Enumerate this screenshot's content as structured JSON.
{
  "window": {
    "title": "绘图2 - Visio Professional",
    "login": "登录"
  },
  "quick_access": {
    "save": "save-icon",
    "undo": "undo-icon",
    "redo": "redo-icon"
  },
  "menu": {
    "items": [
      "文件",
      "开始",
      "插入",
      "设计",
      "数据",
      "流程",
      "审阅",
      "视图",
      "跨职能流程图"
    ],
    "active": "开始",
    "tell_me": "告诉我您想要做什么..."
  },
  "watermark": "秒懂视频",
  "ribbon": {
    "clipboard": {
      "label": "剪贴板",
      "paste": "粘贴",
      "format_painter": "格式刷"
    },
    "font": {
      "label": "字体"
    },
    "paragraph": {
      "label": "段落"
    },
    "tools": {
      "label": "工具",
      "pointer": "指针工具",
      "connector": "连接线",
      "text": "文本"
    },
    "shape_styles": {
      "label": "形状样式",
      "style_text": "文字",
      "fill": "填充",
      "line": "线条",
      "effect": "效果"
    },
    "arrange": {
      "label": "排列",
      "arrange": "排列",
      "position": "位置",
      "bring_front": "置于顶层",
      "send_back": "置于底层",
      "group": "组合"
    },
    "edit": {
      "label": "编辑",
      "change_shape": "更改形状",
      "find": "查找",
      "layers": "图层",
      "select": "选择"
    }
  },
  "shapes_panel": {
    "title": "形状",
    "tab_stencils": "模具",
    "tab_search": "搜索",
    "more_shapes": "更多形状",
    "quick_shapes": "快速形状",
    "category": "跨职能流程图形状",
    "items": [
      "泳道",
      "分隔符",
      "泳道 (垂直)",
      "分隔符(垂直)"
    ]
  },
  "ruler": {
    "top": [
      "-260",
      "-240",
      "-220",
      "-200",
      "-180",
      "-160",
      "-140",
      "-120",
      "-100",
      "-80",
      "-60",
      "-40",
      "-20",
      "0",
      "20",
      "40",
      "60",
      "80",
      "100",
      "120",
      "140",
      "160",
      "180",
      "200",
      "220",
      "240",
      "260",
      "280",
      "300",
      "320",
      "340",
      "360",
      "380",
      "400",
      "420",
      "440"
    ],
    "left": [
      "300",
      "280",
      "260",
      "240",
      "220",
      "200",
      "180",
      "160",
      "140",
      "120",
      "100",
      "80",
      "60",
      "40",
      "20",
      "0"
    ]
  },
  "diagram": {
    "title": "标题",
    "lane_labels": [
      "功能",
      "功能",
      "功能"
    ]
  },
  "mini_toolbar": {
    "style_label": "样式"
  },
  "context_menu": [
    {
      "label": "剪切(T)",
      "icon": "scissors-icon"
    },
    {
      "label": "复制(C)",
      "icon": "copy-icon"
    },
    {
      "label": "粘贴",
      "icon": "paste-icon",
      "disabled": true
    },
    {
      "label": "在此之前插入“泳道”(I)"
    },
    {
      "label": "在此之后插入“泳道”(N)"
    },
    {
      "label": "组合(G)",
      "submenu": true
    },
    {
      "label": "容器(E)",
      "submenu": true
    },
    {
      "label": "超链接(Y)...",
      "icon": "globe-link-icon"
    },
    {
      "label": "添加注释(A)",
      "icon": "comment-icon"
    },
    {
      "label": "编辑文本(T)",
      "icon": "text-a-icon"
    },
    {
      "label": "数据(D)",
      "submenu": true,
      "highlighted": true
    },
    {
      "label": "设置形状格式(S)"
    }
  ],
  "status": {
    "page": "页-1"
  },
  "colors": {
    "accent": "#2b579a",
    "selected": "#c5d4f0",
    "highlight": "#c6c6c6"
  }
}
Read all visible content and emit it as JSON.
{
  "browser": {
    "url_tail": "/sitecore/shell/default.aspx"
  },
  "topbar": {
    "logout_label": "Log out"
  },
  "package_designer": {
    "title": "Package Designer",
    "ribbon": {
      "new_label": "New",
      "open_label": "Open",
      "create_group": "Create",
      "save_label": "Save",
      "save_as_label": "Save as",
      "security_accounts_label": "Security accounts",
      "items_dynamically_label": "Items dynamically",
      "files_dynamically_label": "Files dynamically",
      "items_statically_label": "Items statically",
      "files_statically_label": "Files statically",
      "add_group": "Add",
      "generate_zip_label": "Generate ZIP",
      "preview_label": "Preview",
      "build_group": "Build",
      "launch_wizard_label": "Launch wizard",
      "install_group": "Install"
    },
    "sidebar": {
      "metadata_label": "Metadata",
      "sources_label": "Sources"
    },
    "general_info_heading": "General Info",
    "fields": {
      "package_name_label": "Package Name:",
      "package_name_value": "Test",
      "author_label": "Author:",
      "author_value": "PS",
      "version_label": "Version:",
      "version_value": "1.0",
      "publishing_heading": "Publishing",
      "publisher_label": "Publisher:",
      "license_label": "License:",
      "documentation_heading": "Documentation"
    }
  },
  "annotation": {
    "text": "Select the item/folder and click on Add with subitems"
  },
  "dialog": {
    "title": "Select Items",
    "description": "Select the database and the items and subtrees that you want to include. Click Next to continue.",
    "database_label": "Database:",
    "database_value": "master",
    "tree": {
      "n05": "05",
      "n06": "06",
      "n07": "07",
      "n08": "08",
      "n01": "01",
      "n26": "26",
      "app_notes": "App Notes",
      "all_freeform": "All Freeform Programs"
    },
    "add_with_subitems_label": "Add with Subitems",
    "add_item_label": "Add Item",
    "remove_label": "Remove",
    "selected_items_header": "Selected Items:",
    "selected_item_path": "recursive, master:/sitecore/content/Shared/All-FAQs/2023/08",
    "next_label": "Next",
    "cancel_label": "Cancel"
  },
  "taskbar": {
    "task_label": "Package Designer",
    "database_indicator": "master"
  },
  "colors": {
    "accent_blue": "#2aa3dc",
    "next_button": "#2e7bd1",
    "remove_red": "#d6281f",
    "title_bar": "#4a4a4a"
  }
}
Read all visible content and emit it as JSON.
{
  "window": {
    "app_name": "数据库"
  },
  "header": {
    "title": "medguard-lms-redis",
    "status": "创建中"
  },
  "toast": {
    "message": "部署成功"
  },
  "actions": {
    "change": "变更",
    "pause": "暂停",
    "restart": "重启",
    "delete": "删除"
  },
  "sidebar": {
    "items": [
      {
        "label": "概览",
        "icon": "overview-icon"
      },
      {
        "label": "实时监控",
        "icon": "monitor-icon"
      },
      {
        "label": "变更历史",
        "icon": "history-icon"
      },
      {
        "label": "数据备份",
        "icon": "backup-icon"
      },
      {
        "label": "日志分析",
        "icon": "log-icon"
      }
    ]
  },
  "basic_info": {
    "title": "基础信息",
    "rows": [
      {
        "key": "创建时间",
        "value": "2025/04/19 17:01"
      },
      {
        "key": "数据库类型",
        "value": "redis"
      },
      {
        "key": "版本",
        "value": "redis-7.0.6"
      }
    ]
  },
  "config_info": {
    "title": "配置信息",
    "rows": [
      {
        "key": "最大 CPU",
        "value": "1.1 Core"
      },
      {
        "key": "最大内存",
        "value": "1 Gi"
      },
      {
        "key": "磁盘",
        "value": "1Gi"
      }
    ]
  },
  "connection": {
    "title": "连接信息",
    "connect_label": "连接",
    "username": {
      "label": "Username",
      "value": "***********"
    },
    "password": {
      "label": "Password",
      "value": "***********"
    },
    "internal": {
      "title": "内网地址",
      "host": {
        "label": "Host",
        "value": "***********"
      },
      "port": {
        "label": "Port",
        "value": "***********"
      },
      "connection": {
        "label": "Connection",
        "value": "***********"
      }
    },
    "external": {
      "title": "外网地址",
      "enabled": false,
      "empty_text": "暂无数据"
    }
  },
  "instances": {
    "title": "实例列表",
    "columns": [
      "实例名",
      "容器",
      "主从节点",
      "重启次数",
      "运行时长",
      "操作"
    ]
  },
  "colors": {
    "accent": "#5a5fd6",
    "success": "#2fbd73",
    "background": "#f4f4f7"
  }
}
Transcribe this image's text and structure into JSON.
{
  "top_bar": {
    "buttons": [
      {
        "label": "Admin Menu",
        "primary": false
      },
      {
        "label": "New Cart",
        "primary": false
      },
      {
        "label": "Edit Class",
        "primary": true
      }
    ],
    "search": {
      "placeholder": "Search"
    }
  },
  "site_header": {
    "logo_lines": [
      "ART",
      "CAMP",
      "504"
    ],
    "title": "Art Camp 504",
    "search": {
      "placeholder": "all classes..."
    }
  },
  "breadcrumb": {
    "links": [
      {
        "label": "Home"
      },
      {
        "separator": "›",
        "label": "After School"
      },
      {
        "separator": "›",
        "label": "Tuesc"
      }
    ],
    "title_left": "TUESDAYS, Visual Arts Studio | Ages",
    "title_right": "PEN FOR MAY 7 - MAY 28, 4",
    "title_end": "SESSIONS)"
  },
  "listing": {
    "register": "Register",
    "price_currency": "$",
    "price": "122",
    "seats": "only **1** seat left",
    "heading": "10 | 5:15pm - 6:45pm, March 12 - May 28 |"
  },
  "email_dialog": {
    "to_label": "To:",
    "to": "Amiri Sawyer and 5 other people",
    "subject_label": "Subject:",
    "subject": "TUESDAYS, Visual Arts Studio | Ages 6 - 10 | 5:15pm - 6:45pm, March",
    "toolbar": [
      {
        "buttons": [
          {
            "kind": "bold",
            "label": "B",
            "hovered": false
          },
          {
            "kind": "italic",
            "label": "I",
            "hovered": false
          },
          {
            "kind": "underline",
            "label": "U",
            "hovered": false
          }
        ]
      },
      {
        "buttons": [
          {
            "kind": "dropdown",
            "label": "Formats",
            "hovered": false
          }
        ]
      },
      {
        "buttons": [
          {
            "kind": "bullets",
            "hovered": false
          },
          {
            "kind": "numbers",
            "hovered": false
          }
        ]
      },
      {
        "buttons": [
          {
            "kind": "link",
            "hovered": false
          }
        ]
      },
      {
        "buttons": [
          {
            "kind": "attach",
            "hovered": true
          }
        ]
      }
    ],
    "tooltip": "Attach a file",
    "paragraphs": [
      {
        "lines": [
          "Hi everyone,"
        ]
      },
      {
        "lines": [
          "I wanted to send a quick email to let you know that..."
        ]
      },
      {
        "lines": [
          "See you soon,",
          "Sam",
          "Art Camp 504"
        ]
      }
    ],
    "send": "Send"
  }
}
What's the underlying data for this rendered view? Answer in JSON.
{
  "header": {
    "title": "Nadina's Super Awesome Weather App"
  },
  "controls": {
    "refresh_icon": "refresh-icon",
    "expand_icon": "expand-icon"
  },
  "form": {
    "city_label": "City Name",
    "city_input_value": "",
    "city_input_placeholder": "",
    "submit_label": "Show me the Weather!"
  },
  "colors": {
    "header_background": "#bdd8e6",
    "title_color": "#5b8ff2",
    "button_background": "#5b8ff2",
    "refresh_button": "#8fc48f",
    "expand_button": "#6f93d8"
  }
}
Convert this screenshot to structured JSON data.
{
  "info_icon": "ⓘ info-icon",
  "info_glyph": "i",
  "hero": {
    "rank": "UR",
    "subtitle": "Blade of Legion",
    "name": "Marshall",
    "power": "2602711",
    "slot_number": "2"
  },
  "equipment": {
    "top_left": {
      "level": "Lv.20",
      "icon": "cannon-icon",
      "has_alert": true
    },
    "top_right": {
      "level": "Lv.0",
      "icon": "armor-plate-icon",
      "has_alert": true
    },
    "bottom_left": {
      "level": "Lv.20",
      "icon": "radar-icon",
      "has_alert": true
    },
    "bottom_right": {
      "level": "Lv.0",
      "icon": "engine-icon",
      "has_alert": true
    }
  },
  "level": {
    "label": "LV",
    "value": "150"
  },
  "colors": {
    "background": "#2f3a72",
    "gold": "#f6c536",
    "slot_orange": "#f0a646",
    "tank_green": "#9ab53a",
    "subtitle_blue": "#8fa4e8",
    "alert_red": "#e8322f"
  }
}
────────
- Aim of the task:
Copy down every line of the material above that includes the string "screenshot".

- Solution:
Enumerate this screenshot's content as structured JSON.
Convert this screenshot to structured JSON data.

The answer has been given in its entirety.